[Record set]:
☆ ☆ ☆ ☆ ☆ ☆ ☆

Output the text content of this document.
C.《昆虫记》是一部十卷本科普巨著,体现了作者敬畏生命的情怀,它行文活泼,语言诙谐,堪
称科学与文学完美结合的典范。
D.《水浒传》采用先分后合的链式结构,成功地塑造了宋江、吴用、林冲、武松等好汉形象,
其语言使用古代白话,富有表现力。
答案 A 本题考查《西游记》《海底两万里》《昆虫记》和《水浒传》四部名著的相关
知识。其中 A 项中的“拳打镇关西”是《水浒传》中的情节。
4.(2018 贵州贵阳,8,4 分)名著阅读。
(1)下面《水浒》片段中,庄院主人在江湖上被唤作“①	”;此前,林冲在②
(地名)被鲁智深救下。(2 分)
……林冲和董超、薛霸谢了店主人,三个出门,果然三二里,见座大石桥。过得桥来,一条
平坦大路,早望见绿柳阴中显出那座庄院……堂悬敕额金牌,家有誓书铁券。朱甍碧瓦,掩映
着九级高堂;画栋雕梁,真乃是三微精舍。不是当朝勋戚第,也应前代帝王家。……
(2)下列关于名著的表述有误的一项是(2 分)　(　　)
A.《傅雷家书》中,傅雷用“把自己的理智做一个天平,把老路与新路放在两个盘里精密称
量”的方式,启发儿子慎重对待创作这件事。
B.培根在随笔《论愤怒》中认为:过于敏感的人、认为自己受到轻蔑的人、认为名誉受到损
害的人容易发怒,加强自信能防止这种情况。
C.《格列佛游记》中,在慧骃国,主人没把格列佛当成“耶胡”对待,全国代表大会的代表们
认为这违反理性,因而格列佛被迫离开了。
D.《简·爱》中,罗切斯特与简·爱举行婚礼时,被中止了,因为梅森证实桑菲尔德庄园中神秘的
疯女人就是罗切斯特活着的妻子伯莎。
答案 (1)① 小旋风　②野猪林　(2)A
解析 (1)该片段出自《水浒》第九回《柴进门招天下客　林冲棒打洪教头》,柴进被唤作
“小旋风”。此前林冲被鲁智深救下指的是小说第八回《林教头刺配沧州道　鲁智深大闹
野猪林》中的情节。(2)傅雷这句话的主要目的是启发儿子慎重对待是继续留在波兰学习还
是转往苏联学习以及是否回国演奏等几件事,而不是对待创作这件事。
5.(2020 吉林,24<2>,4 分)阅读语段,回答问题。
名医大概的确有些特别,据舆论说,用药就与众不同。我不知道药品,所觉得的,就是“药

☆ ☆ ☆ ☆ ☆ ☆ ☆

[Goal]: Isolate each line of the listing above that includes "中的情节". Copy it.

[Task solution]:
知识。其中 A 项中的“拳打镇关西”是《水浒传》中的情节。
野猪林》中的情节。(2)傅雷这句话的主要目的是启发儿子慎重对待是继续留在波兰学习还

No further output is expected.